#### [AIM OF THE EXERCISE]
Extract the data exactly, missing nothing.

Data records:
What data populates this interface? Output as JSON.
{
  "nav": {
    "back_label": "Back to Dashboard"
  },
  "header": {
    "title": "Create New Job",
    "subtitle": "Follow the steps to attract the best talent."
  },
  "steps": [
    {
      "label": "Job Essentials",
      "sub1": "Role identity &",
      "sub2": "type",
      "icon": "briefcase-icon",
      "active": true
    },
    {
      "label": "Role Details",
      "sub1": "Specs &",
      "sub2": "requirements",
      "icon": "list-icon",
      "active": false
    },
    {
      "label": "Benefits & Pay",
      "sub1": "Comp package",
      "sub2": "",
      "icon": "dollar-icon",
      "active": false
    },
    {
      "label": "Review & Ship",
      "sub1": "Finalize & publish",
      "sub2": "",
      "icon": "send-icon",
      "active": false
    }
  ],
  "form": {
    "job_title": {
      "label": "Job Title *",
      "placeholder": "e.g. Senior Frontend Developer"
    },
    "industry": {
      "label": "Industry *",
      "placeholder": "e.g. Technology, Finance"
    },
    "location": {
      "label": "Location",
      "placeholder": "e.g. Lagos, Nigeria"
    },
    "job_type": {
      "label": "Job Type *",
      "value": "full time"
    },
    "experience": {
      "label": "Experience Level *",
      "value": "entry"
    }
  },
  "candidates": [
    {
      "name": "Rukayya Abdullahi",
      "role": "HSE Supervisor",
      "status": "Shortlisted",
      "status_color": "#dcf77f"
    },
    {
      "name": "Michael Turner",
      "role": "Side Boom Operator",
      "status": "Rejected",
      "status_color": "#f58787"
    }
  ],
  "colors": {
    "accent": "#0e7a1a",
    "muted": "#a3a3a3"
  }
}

#### [WRITTEN ANSWER]
What data populates this interface? Output as JSON.
{
  "nav": {
    "back_label": "Back to Dashboard"
  },
  "header": {
    "title": "Create New Job",
    "subtitle": "Follow the steps to attract the best talent."
  },
  "steps": [
    {
      "label": "Job Essentials",
      "sub1": "Role identity &",
      "sub2": "type",
      "icon": "briefcase-icon",
      "active": true
    },
    {
      "label": "Role Details",
      "sub1": "Specs &",
      "sub2": "requirements",
      "icon": "list-icon",
      "active": false
    },
    {
      "label": "Benefits & Pay",
      "sub1": "Comp package",
      "sub2": "",
      "icon": "dollar-icon",
      "active": false
    },
    {
      "label": "Review & Ship",
      "sub1": "Finalize & publish",
      "sub2": "",
      "icon": "send-icon",
      "active": false
    }
  ],
  "form": {
    "job_title": {
      "label": "Job Title *",
      "placeholder": "e.g. Senior Frontend Developer"
    },
    "industry": {
      "label": "Industry *",
      "placeholder": "e.g. Technology, Finance"
    },
    "location": {
      "label": "Location",
      "placeholder": "e.g. Lagos, Nigeria"
    },
    "job_type": {
      "label": "Job Type *",
      "value": "full time"
    },
    "experience": {
      "label": "Experience Level *",
      "value": "entry"
    }
  },
  "candidates": [
    {
      "name": "Rukayya Abdullahi",
      "role": "HSE Supervisor",
      "status": "Shortlisted",
      "status_color": "#dcf77f"
    },
    {
      "name": "Michael Turner",
      "role": "Side Boom Operator",
      "status": "Rejected",
      "status_color": "#f58787"
    }
  ],
  "colors": {
    "accent": "#0e7a1a",
    "muted": "#a3a3a3"
  }
}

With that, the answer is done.